Pick out all lines of the entries that include the word "title" and copy them.

+++ DATA IN THIS EXERCISE

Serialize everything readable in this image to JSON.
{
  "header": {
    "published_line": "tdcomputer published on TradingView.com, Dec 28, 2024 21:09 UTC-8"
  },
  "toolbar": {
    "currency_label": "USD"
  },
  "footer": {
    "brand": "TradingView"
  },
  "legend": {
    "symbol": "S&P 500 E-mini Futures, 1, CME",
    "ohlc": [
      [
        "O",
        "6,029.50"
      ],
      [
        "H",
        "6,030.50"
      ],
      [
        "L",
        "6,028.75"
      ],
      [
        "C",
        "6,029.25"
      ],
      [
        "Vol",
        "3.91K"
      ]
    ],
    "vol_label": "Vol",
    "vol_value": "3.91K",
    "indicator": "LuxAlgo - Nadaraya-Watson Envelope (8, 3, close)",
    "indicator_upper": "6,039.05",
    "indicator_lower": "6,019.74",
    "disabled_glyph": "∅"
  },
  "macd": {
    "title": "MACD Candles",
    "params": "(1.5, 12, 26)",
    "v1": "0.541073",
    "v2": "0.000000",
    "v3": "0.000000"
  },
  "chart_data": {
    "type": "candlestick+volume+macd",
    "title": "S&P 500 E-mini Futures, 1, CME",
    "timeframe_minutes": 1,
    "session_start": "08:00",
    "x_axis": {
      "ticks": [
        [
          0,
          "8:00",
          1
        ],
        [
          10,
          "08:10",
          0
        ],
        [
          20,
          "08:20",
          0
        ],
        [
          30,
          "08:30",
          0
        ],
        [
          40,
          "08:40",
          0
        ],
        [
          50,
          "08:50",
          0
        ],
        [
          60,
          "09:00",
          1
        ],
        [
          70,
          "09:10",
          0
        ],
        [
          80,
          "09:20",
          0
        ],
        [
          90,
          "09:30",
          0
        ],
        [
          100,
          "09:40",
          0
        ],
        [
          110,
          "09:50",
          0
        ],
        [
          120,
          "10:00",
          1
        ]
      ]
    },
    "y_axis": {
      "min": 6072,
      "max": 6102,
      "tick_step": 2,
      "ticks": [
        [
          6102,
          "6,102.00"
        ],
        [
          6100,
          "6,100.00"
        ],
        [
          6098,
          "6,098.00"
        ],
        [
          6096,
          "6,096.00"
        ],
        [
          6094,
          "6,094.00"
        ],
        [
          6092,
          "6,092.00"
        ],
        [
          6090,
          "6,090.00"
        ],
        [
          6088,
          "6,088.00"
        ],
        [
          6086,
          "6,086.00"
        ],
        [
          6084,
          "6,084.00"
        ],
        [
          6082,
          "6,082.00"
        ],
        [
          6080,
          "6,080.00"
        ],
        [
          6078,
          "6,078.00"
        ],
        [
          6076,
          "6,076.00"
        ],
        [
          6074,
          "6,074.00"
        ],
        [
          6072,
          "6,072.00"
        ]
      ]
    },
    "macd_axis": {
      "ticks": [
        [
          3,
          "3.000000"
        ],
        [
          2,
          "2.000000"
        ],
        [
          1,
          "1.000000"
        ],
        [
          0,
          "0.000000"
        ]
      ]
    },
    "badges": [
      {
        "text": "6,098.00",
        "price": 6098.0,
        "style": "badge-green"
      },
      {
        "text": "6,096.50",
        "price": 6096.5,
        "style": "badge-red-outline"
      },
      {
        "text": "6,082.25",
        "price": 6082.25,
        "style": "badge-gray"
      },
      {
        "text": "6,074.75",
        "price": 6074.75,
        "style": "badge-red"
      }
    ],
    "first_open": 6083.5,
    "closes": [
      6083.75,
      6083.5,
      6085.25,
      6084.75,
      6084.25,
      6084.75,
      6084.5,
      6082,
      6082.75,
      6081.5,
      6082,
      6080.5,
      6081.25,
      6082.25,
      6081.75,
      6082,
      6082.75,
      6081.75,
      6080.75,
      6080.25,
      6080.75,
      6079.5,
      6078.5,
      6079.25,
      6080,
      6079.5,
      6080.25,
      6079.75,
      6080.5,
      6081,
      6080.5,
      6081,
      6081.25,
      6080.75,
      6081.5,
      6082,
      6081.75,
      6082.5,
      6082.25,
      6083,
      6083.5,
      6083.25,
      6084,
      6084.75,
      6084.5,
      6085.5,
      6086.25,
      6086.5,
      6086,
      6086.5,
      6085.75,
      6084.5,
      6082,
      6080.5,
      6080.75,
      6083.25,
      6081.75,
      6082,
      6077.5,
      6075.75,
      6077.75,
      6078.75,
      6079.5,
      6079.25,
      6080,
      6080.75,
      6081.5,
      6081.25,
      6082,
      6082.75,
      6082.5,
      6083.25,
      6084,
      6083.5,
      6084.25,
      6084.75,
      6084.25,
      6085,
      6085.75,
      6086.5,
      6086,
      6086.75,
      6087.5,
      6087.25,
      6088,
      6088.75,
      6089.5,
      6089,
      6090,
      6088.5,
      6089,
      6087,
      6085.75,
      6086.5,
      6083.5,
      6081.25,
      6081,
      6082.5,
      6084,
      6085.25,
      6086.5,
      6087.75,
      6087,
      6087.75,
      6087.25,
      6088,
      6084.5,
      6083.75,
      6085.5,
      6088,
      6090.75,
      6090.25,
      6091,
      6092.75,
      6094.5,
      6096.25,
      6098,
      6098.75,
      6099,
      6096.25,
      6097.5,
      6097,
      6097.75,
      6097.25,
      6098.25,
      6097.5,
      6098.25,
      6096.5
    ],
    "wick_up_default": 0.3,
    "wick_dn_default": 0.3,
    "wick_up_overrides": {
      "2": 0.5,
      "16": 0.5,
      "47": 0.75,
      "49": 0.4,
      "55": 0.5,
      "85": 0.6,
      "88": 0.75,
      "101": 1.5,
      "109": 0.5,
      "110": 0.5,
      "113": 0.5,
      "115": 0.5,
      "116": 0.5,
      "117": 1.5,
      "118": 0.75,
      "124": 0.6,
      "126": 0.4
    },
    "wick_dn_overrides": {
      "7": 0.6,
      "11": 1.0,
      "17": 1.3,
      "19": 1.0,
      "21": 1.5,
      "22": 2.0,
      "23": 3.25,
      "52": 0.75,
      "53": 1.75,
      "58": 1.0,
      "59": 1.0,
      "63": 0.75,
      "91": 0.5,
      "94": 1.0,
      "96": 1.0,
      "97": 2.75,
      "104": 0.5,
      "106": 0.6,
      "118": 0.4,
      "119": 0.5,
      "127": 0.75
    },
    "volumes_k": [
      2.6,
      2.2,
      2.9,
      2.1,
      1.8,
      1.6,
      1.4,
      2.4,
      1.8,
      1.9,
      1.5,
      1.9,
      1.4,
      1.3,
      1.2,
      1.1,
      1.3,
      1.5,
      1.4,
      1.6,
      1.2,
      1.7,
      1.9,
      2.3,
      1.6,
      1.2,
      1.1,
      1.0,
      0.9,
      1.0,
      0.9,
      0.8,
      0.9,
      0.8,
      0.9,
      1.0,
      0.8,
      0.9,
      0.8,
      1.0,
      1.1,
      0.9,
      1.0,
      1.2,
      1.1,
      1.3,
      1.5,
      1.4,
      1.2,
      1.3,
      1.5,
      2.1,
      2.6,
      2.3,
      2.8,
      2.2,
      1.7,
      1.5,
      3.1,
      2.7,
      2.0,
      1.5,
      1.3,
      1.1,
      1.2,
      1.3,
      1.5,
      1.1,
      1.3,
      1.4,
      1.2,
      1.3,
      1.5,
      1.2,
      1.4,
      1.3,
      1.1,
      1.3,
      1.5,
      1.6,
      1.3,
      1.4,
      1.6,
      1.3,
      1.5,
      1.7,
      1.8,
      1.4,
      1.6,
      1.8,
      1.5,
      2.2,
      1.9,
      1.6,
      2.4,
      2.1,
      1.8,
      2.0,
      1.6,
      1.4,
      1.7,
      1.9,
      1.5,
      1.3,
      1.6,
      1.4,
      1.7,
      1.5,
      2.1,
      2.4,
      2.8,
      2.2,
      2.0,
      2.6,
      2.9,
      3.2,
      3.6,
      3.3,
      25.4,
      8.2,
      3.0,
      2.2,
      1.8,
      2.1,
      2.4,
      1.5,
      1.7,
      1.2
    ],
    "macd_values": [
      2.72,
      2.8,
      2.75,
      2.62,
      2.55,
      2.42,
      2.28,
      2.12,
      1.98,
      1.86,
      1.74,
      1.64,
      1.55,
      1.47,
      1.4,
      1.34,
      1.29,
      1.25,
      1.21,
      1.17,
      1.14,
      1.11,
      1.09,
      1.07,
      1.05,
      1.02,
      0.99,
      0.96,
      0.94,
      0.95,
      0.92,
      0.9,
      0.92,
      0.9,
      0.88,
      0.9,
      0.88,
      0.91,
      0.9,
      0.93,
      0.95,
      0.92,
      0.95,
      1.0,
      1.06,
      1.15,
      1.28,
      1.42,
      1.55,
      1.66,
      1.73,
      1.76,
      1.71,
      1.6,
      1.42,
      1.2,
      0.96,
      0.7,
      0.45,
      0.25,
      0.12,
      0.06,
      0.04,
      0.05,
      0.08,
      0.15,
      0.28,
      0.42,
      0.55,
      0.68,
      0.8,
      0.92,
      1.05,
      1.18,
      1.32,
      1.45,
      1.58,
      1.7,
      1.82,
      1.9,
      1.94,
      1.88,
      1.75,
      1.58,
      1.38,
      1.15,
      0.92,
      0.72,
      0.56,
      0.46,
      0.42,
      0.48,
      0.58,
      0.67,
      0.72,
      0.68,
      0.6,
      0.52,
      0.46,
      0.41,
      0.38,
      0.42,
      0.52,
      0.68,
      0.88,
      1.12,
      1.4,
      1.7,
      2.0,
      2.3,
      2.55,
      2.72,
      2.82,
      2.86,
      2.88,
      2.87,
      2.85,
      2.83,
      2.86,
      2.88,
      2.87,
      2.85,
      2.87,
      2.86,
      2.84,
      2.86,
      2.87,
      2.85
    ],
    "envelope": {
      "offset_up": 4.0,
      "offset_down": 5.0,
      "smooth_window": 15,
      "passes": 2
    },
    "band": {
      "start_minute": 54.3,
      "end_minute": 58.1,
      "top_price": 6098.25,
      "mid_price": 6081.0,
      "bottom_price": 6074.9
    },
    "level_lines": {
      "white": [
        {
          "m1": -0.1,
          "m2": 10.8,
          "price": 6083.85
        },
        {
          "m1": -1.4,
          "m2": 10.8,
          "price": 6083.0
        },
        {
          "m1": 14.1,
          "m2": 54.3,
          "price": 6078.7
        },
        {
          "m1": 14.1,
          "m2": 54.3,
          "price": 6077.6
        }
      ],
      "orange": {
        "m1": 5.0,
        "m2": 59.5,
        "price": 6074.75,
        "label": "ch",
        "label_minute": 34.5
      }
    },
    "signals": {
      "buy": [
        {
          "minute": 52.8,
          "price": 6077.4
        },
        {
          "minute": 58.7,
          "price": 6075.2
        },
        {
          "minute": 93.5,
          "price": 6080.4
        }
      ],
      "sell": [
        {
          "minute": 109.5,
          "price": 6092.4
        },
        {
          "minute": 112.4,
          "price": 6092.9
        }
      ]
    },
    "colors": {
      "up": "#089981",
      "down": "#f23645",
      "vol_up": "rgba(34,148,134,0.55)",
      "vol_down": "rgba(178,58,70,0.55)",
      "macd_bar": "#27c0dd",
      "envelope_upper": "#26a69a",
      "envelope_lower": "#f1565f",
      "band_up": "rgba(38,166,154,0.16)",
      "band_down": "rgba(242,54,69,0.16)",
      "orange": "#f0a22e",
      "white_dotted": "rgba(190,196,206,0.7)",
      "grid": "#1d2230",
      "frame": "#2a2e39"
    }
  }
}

++++++

> _ANSWER TO THIS PROBLEM_
    "title": "MACD Candles",
    "title": "S&P 500 E-mini Futures, 1, CME",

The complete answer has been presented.